_WHAT TO WORK ON_: Reproduce each line of the listing below word for word, omitting the pictures.

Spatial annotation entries
----

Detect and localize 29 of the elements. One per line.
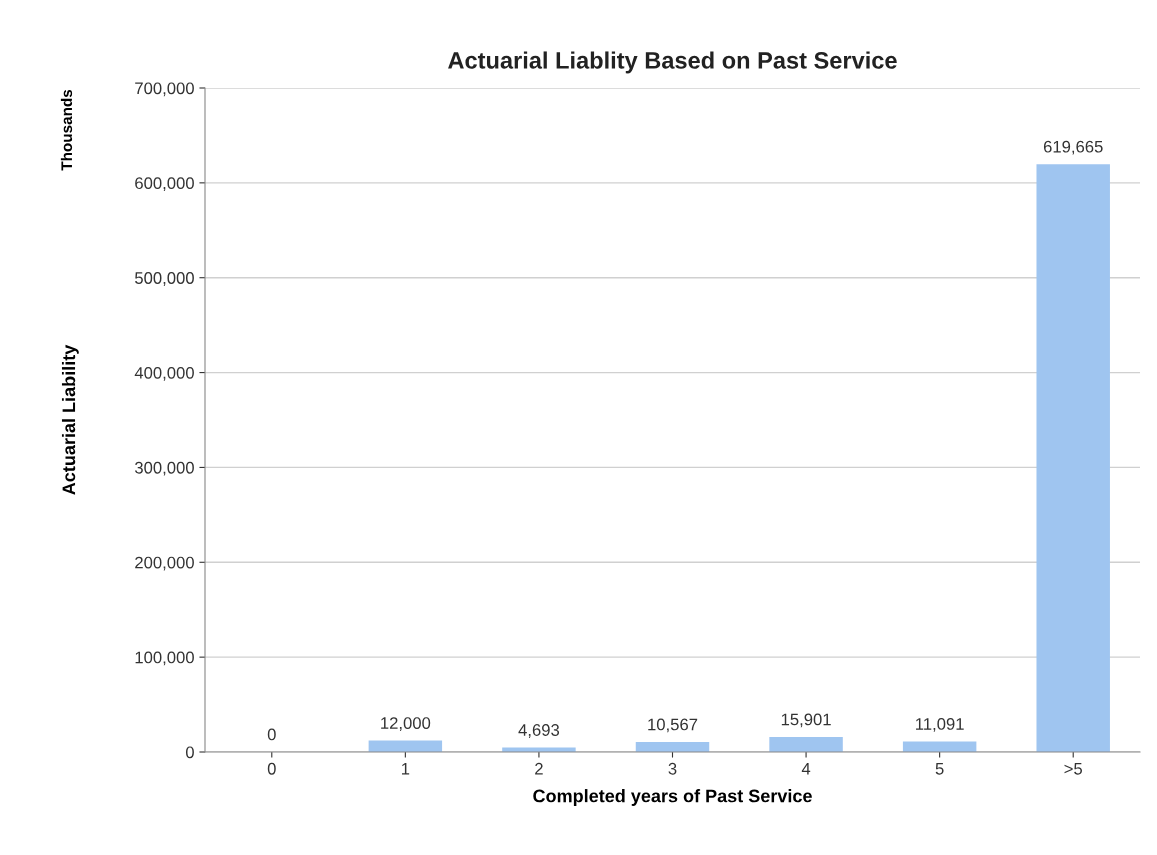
chart-title: Actuarial Liablity Based on Past Service [448,51,897,74]
data-label: 10,567 [648,718,698,733]
y-tick-label: 400,000 [134,366,194,381]
x-axis-title: Completed years of Past Service [533,789,812,806]
bar [1036,164,1110,752]
data-label: 12,000 [381,717,431,731]
y-axis-title: Actuarial Liability [61,344,79,495]
data-label: 4,693 [518,724,560,738]
data-label: 0 [267,728,276,741]
x-tick-label: >5 [1064,763,1083,775]
x-tick-label: 1 [401,763,410,775]
y-tick-label: 0 [185,746,194,759]
x-tick-label: 3 [668,762,677,775]
x-tick-label: 5 [935,763,944,775]
x-tick-label: 4 [801,763,811,775]
y-tick-label: 700,000 [135,82,194,97]
data-label: 15,901 [781,713,831,728]
bar [902,741,977,752]
y-tick-label: 300,000 [134,461,194,476]
data-label: 11,091 [916,718,964,732]
data-label: 619,665 [1043,140,1103,155]
bar [769,736,843,752]
x-tick-label: 0 [267,762,276,775]
y-tick-label: 200,000 [135,556,194,571]
text: Thousands [60,89,73,171]
y-tick-label: 500,000 [135,272,194,286]
y-tick-label: 600,000 [135,177,194,192]
y-tick-label: 100,000 [135,651,194,666]
x-tick-label: 2 [535,762,543,775]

----

_THE REPLY_:
Detect and localize 29 of the elements. One per line.
chart-title: Actuarial Liablity Based on Past Service [448,51,897,74]
data-label: 10,567 [648,718,698,733]
y-tick-label: 400,000 [134,366,194,381]
x-axis-title: Completed years of Past Service [533,789,812,806]
bar [1036,164,1110,752]
data-label: 12,000 [381,717,431,731]
y-axis-title: Actuarial Liability [61,344,79,495]
data-label: 4,693 [518,724,560,738]
data-label: 0 [267,728,276,741]
x-tick-label: >5 [1064,763,1083,775]
x-tick-label: 1 [401,763,410,775]
y-tick-label: 0 [185,746,194,759]
x-tick-label: 3 [668,762,677,775]
x-tick-label: 5 [935,763,944,775]
x-tick-label: 4 [801,763,811,775]
y-tick-label: 700,000 [135,82,194,97]
data-label: 15,901 [781,713,831,728]
bar [902,741,977,752]
y-tick-label: 300,000 [134,461,194,476]
data-label: 11,091 [916,718,964,732]
data-label: 619,665 [1043,140,1103,155]
bar [769,736,843,752]
x-tick-label: 0 [267,762,276,775]
y-tick-label: 200,000 [135,556,194,571]
text: Thousands [60,89,73,171]
y-tick-label: 500,000 [135,272,194,286]
y-tick-label: 600,000 [135,177,194,192]
y-tick-label: 100,000 [135,651,194,666]
x-tick-label: 2 [535,762,543,775]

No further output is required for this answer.